◆ **What is being asked**
Set out every line bearing the string "this".
* * *
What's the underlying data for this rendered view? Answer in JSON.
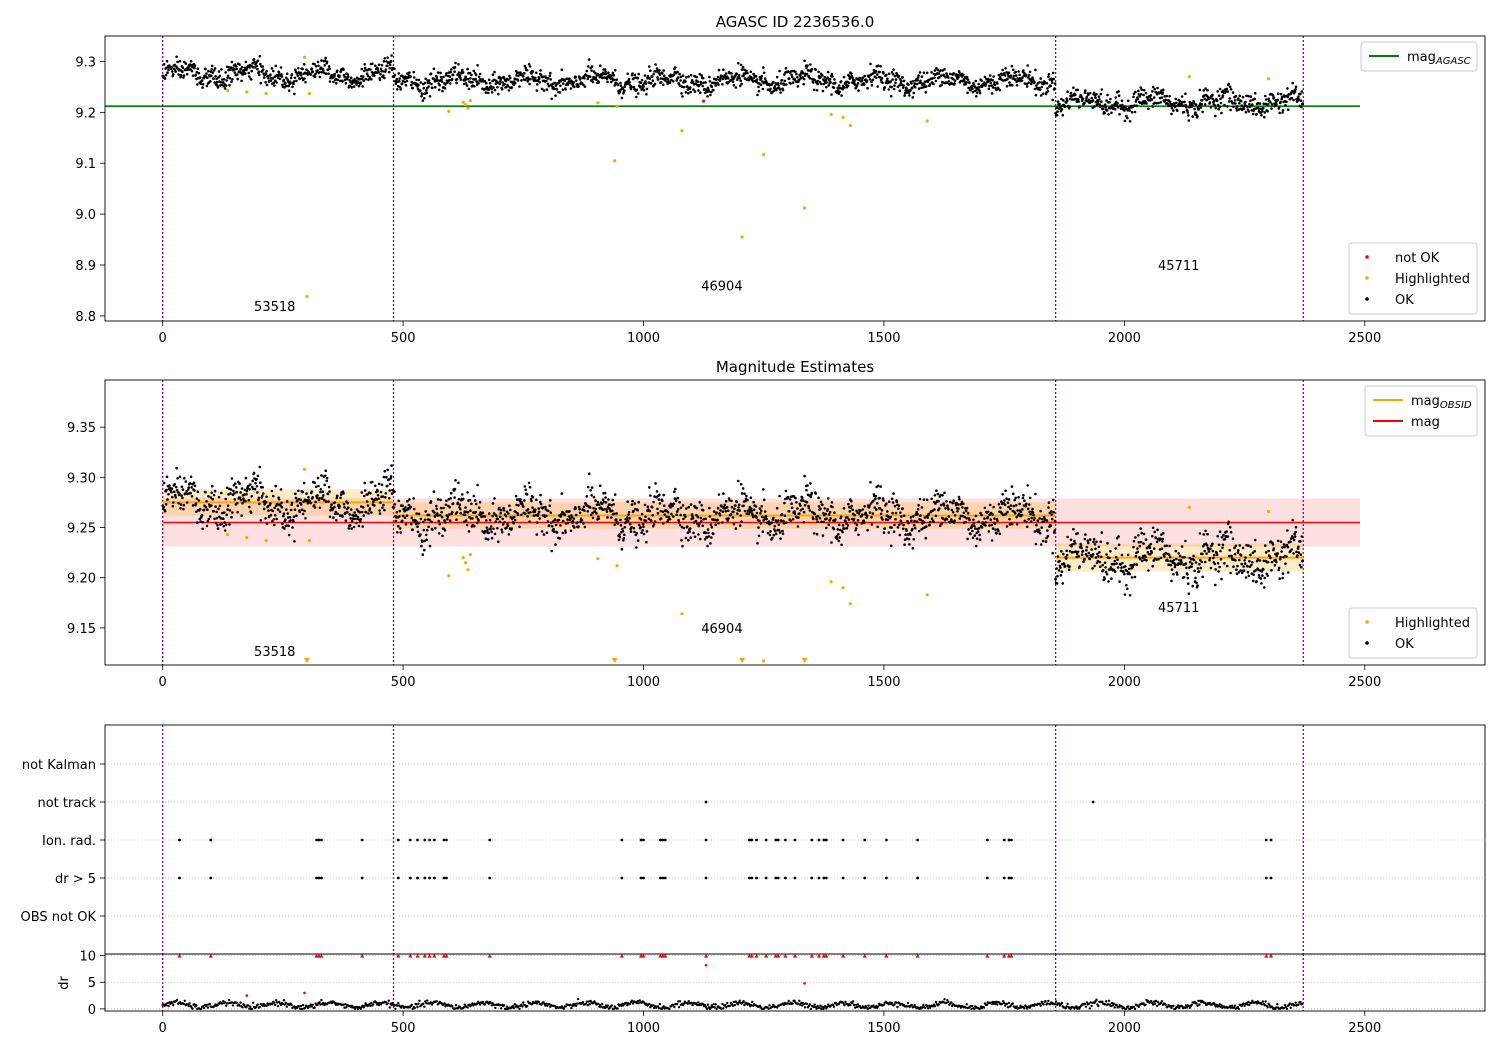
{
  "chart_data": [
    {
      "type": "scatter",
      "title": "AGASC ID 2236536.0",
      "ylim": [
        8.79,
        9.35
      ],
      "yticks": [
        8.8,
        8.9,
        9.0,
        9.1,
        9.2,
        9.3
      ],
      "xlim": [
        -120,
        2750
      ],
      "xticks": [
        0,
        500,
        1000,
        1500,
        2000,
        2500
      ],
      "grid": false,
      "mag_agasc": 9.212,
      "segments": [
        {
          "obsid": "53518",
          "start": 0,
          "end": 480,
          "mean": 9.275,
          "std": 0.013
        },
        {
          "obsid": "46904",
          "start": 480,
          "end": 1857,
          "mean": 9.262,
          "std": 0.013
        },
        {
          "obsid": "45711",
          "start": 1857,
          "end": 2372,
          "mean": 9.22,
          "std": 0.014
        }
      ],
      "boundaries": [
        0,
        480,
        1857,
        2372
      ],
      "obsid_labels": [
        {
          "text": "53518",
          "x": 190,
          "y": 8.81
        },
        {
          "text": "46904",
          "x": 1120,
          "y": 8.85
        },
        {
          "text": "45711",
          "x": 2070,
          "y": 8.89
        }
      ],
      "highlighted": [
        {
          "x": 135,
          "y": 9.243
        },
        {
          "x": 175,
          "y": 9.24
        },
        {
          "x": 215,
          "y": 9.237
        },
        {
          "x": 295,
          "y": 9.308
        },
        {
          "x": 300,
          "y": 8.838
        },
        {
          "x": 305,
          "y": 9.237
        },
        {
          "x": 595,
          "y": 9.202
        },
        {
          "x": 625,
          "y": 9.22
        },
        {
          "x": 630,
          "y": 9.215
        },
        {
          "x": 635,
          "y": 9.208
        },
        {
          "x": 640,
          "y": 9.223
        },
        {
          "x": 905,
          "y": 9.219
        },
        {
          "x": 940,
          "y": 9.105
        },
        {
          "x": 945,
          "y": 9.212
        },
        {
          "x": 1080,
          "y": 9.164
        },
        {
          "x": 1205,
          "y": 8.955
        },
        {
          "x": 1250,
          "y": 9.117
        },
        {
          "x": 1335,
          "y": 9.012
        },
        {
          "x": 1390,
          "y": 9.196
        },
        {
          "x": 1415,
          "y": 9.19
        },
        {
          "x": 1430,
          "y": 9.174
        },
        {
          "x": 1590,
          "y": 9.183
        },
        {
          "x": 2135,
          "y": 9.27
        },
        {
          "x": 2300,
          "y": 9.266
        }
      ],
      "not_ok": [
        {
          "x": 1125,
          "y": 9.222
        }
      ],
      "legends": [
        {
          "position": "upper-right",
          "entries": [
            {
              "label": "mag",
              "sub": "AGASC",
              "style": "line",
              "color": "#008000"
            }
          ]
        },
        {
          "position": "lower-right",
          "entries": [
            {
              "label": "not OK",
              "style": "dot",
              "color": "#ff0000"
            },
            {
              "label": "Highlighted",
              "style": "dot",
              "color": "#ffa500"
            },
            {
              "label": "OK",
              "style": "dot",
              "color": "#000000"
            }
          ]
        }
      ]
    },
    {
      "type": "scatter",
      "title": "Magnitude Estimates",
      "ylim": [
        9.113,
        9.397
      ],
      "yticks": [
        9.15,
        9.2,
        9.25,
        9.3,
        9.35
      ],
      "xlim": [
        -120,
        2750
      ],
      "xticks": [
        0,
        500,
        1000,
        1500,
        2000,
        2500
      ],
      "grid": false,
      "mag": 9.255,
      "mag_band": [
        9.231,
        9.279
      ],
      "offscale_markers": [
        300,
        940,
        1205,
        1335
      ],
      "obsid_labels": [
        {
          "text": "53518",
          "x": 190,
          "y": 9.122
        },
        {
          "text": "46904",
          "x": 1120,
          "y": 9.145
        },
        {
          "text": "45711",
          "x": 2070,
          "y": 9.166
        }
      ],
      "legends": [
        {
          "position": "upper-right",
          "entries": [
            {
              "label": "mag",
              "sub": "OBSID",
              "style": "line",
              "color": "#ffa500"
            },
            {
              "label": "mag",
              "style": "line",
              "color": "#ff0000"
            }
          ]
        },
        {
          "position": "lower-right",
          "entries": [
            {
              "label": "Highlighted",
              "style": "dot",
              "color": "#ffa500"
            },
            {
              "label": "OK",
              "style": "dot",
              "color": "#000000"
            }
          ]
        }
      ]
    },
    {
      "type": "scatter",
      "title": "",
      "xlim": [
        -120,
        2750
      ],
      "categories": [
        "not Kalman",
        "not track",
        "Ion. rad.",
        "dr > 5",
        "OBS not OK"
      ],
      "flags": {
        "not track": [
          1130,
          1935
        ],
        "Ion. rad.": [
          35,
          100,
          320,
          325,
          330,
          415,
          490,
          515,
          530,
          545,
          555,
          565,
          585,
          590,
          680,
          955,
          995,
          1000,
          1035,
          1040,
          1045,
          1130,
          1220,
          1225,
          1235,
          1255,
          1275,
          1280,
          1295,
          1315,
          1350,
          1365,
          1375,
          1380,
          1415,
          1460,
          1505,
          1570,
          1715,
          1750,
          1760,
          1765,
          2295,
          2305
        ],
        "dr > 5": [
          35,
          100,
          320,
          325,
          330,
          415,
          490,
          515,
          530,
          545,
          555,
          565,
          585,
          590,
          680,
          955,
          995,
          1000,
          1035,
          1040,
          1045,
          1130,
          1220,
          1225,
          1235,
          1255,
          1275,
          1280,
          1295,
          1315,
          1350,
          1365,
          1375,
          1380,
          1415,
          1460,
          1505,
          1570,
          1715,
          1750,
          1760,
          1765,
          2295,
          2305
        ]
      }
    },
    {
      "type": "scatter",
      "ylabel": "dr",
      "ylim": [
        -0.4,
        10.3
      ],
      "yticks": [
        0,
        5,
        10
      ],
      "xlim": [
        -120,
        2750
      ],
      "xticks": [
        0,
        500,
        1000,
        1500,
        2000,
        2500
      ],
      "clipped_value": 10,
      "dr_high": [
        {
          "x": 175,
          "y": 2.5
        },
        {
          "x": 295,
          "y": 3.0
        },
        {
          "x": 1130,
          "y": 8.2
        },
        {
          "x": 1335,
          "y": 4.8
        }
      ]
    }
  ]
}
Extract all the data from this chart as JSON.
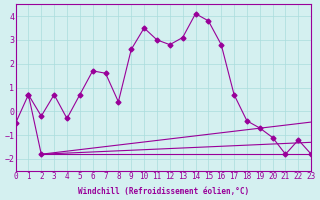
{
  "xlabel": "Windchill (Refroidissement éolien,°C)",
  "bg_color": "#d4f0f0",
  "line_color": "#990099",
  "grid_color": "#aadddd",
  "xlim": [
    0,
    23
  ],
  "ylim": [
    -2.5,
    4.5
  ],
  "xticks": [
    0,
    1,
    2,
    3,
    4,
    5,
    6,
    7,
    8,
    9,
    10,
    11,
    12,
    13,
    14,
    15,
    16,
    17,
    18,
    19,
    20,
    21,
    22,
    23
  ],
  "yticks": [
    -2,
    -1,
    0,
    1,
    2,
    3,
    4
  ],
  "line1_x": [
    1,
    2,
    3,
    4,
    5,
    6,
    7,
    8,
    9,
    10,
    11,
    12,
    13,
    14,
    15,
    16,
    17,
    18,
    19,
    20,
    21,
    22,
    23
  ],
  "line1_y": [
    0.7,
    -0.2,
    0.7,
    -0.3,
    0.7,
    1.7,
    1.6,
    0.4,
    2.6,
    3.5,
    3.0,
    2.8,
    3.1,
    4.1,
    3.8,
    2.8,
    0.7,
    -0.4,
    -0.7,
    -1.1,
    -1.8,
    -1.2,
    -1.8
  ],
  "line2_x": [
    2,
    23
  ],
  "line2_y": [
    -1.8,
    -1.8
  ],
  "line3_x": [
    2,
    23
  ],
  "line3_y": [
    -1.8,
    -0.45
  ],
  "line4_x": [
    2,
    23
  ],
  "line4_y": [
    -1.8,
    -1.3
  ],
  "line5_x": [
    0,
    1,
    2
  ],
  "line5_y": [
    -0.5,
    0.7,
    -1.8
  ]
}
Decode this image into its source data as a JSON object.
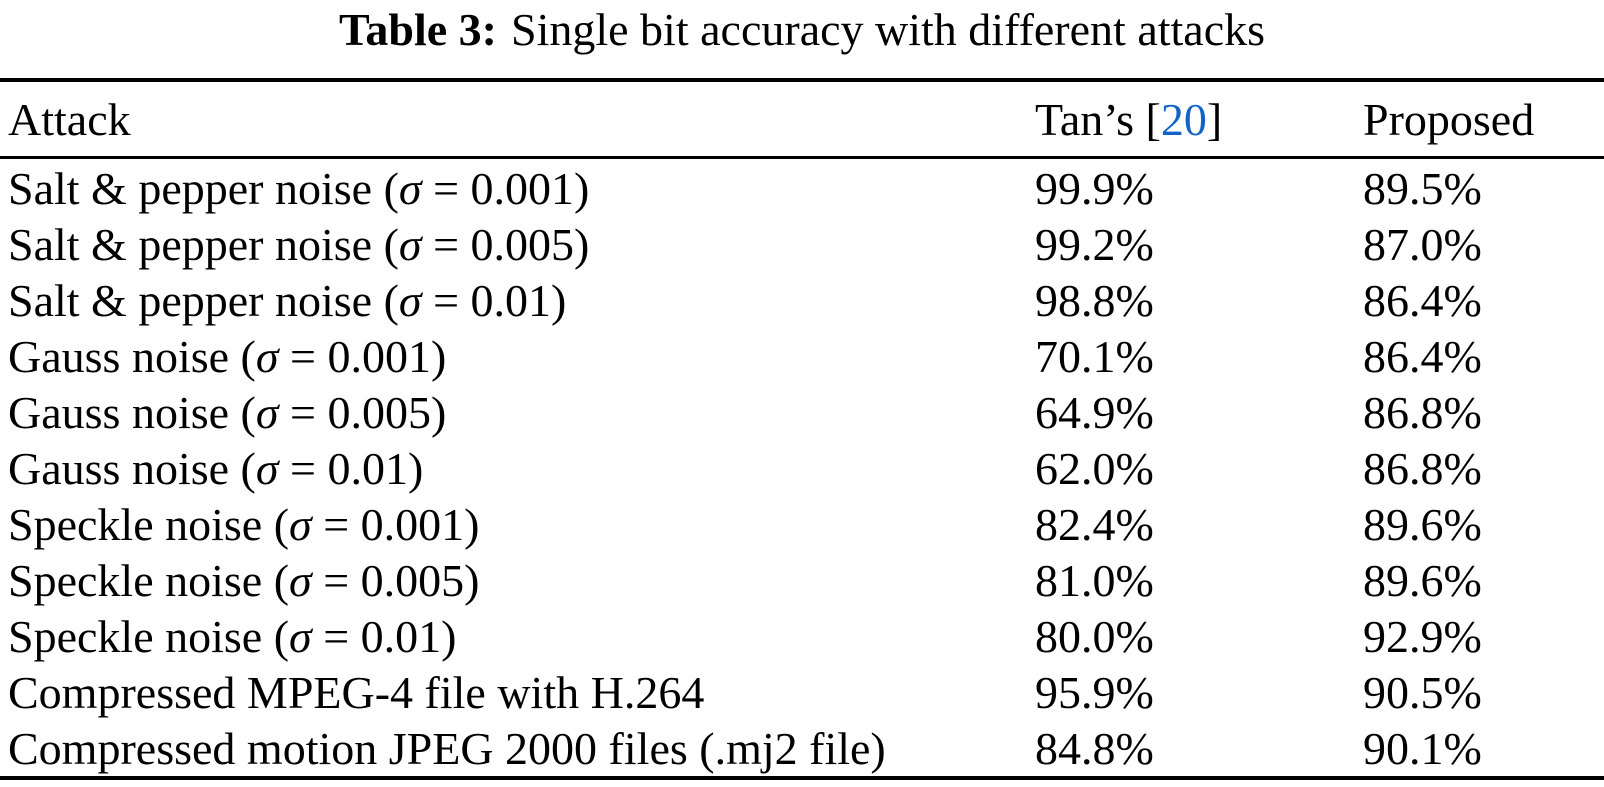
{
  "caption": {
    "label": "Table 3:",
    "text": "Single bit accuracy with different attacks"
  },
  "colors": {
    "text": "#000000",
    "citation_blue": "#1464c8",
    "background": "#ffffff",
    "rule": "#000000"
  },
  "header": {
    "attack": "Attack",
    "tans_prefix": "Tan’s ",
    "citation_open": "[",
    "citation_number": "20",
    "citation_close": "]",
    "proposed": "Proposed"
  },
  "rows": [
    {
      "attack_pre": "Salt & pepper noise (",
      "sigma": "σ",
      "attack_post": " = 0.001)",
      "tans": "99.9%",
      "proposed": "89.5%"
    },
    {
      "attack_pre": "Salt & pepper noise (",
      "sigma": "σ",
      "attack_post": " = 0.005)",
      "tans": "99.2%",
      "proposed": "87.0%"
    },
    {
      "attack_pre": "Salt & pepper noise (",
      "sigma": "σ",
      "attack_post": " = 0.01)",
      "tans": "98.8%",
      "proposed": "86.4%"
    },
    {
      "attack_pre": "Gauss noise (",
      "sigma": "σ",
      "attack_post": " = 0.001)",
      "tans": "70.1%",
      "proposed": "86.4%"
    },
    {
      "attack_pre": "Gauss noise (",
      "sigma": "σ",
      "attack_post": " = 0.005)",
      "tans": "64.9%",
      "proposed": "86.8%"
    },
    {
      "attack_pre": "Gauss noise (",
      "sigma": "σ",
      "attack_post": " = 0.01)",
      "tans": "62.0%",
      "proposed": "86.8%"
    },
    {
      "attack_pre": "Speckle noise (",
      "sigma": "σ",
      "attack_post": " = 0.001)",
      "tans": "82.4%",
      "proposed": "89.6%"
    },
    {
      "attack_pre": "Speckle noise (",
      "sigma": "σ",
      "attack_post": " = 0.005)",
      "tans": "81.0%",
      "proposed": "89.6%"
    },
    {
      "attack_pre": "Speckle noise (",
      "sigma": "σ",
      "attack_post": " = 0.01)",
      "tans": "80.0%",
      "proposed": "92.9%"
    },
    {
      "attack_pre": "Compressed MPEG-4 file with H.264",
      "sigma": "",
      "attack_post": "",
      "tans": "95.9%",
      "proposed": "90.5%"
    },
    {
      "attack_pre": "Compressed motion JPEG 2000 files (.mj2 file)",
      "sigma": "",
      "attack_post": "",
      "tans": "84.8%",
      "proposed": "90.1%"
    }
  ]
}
* * *
◆ **Problem solution**
What's the underlying data for this rendered view? Answer in JSON.
Extract all the data from this chart as JSON.
Decode this image into its source data as a JSON object.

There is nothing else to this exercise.